What you are asked to do –
Present the data once more in exactly its original form.

-- START Given data --

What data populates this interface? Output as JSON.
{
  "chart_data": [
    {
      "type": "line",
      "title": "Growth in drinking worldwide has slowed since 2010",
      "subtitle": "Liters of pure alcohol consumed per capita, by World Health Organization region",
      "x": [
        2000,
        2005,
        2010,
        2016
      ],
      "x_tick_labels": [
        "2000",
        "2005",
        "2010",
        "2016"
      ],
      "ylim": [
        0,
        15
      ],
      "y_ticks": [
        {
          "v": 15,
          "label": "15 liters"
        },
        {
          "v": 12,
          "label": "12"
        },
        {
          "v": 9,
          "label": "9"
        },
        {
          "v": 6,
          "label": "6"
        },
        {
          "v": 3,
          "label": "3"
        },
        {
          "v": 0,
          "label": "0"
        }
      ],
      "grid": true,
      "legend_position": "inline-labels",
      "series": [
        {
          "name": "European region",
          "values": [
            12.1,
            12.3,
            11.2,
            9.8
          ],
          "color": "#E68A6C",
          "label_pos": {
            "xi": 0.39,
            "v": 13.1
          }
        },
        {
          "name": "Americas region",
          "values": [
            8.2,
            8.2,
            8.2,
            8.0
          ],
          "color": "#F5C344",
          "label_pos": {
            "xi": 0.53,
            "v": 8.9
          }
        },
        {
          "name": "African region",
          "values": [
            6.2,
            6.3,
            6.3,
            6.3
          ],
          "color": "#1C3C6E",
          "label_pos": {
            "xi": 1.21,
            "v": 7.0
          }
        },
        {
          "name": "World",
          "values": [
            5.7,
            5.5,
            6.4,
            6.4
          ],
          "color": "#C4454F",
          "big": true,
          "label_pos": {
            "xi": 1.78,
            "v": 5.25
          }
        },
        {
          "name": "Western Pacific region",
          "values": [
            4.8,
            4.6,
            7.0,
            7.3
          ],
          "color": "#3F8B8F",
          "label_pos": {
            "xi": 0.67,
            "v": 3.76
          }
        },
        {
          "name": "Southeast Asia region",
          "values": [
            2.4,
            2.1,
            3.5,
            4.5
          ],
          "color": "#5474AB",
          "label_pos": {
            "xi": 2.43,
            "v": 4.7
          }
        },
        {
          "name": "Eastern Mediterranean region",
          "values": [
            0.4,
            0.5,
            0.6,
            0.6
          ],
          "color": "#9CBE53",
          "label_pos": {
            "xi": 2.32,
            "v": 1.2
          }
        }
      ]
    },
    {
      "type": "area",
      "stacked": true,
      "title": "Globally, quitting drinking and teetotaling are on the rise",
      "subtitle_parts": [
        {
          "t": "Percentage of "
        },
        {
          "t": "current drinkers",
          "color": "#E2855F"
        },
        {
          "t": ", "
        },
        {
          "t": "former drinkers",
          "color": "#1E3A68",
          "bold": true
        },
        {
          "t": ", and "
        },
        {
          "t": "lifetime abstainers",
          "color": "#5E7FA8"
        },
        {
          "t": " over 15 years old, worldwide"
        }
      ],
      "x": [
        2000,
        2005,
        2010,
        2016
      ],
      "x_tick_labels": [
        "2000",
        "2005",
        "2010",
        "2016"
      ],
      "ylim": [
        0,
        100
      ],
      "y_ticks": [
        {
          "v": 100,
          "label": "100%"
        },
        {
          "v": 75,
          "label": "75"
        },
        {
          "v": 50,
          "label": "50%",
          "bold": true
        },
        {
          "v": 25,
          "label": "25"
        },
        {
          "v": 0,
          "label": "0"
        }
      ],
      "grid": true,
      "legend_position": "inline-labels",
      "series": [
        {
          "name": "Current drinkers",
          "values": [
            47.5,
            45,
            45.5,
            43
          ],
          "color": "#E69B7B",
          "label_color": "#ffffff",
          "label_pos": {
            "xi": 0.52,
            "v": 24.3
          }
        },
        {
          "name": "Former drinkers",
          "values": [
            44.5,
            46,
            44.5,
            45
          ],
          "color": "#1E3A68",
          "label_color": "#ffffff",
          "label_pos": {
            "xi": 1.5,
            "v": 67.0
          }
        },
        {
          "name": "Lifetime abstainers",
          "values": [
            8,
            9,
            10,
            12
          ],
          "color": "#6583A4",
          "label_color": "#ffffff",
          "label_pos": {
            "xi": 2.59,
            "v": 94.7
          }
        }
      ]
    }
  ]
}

-- END Given data --

Result for this task –
What data populates this interface? Output as JSON.
{
  "chart_data": [
    {
      "type": "line",
      "title": "Growth in drinking worldwide has slowed since 2010",
      "subtitle": "Liters of pure alcohol consumed per capita, by World Health Organization region",
      "x": [
        2000,
        2005,
        2010,
        2016
      ],
      "x_tick_labels": [
        "2000",
        "2005",
        "2010",
        "2016"
      ],
      "ylim": [
        0,
        15
      ],
      "y_ticks": [
        {
          "v": 15,
          "label": "15 liters"
        },
        {
          "v": 12,
          "label": "12"
        },
        {
          "v": 9,
          "label": "9"
        },
        {
          "v": 6,
          "label": "6"
        },
        {
          "v": 3,
          "label": "3"
        },
        {
          "v": 0,
          "label": "0"
        }
      ],
      "grid": true,
      "legend_position": "inline-labels",
      "series": [
        {
          "name": "European region",
          "values": [
            12.1,
            12.3,
            11.2,
            9.8
          ],
          "color": "#E68A6C",
          "label_pos": {
            "xi": 0.39,
            "v": 13.1
          }
        },
        {
          "name": "Americas region",
          "values": [
            8.2,
            8.2,
            8.2,
            8.0
          ],
          "color": "#F5C344",
          "label_pos": {
            "xi": 0.53,
            "v": 8.9
          }
        },
        {
          "name": "African region",
          "values": [
            6.2,
            6.3,
            6.3,
            6.3
          ],
          "color": "#1C3C6E",
          "label_pos": {
            "xi": 1.21,
            "v": 7.0
          }
        },
        {
          "name": "World",
          "values": [
            5.7,
            5.5,
            6.4,
            6.4
          ],
          "color": "#C4454F",
          "big": true,
          "label_pos": {
            "xi": 1.78,
            "v": 5.25
          }
        },
        {
          "name": "Western Pacific region",
          "values": [
            4.8,
            4.6,
            7.0,
            7.3
          ],
          "color": "#3F8B8F",
          "label_pos": {
            "xi": 0.67,
            "v": 3.76
          }
        },
        {
          "name": "Southeast Asia region",
          "values": [
            2.4,
            2.1,
            3.5,
            4.5
          ],
          "color": "#5474AB",
          "label_pos": {
            "xi": 2.43,
            "v": 4.7
          }
        },
        {
          "name": "Eastern Mediterranean region",
          "values": [
            0.4,
            0.5,
            0.6,
            0.6
          ],
          "color": "#9CBE53",
          "label_pos": {
            "xi": 2.32,
            "v": 1.2
          }
        }
      ]
    },
    {
      "type": "area",
      "stacked": true,
      "title": "Globally, quitting drinking and teetotaling are on the rise",
      "subtitle_parts": [
        {
          "t": "Percentage of "
        },
        {
          "t": "current drinkers",
          "color": "#E2855F"
        },
        {
          "t": ", "
        },
        {
          "t": "former drinkers",
          "color": "#1E3A68",
          "bold": true
        },
        {
          "t": ", and "
        },
        {
          "t": "lifetime abstainers",
          "color": "#5E7FA8"
        },
        {
          "t": " over 15 years old, worldwide"
        }
      ],
      "x": [
        2000,
        2005,
        2010,
        2016
      ],
      "x_tick_labels": [
        "2000",
        "2005",
        "2010",
        "2016"
      ],
      "ylim": [
        0,
        100
      ],
      "y_ticks": [
        {
          "v": 100,
          "label": "100%"
        },
        {
          "v": 75,
          "label": "75"
        },
        {
          "v": 50,
          "label": "50%",
          "bold": true
        },
        {
          "v": 25,
          "label": "25"
        },
        {
          "v": 0,
          "label": "0"
        }
      ],
      "grid": true,
      "legend_position": "inline-labels",
      "series": [
        {
          "name": "Current drinkers",
          "values": [
            47.5,
            45,
            45.5,
            43
          ],
          "color": "#E69B7B",
          "label_color": "#ffffff",
          "label_pos": {
            "xi": 0.52,
            "v": 24.3
          }
        },
        {
          "name": "Former drinkers",
          "values": [
            44.5,
            46,
            44.5,
            45
          ],
          "color": "#1E3A68",
          "label_color": "#ffffff",
          "label_pos": {
            "xi": 1.5,
            "v": 67.0
          }
        },
        {
          "name": "Lifetime abstainers",
          "values": [
            8,
            9,
            10,
            12
          ],
          "color": "#6583A4",
          "label_color": "#ffffff",
          "label_pos": {
            "xi": 2.59,
            "v": 94.7
          }
        }
      ]
    }
  ]
}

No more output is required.